- _EXERCISE DESCRIPTION_: Would you retype, word for word, the line with "Enumerate this screenshot's" and every line after it through the end of the records below?
_ _ _
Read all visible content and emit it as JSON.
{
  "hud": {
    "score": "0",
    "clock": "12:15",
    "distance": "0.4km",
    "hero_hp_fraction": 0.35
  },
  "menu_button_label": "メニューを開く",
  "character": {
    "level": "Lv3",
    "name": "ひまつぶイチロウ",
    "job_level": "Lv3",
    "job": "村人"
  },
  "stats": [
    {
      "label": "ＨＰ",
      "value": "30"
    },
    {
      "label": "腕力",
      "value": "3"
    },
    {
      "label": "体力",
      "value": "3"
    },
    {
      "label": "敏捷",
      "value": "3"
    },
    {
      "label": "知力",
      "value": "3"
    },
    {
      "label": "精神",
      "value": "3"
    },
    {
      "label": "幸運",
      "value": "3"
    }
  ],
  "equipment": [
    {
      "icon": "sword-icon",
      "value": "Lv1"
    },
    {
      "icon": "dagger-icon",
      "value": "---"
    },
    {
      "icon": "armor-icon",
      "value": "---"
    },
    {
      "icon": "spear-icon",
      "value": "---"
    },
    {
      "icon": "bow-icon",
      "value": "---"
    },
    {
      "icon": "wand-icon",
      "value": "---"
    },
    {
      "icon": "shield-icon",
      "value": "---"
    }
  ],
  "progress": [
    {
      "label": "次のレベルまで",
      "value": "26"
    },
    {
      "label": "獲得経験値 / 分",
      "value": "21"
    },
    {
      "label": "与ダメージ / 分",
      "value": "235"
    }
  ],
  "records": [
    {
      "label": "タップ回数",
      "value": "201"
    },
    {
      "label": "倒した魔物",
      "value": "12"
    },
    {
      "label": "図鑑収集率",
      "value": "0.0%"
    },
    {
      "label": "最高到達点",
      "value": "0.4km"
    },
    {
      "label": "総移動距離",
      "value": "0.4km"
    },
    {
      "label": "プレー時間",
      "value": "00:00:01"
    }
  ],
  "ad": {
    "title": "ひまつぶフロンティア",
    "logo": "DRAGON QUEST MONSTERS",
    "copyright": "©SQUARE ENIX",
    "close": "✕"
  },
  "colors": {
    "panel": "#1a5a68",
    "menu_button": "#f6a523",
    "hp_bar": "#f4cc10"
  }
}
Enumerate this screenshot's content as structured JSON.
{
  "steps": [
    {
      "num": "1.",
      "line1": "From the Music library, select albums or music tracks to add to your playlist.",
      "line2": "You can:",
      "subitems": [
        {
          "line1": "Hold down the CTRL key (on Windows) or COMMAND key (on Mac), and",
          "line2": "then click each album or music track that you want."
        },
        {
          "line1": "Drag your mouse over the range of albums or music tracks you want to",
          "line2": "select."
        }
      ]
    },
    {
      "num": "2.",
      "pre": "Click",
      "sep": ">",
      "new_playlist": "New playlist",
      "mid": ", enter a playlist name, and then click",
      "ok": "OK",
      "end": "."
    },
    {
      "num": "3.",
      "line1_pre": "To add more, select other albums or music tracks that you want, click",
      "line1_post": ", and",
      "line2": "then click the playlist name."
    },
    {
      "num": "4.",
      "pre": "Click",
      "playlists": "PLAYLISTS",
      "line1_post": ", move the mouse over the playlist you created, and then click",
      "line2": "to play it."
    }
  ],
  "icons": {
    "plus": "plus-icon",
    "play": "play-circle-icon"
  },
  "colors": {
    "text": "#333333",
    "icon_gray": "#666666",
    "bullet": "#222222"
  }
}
_ _ _
- _SOLUTION_:
Enumerate this screenshot's content as structured JSON.
{
  "steps": [
    {
      "num": "1.",
      "line1": "From the Music library, select albums or music tracks to add to your playlist.",
      "line2": "You can:",
      "subitems": [
        {
          "line1": "Hold down the CTRL key (on Windows) or COMMAND key (on Mac), and",
          "line2": "then click each album or music track that you want."
        },
        {
          "line1": "Drag your mouse over the range of albums or music tracks you want to",
          "line2": "select."
        }
      ]
    },
    {
      "num": "2.",
      "pre": "Click",
      "sep": ">",
      "new_playlist": "New playlist",
      "mid": ", enter a playlist name, and then click",
      "ok": "OK",
      "end": "."
    },
    {
      "num": "3.",
      "line1_pre": "To add more, select other albums or music tracks that you want, click",
      "line1_post": ", and",
      "line2": "then click the playlist name."
    },
    {
      "num": "4.",
      "pre": "Click",
      "playlists": "PLAYLISTS",
      "line1_post": ", move the mouse over the playlist you created, and then click",
      "line2": "to play it."
    }
  ],
  "icons": {
    "plus": "plus-icon",
    "play": "play-circle-icon"
  },
  "colors": {
    "text": "#333333",
    "icon_gray": "#666666",
    "bullet": "#222222"
  }
}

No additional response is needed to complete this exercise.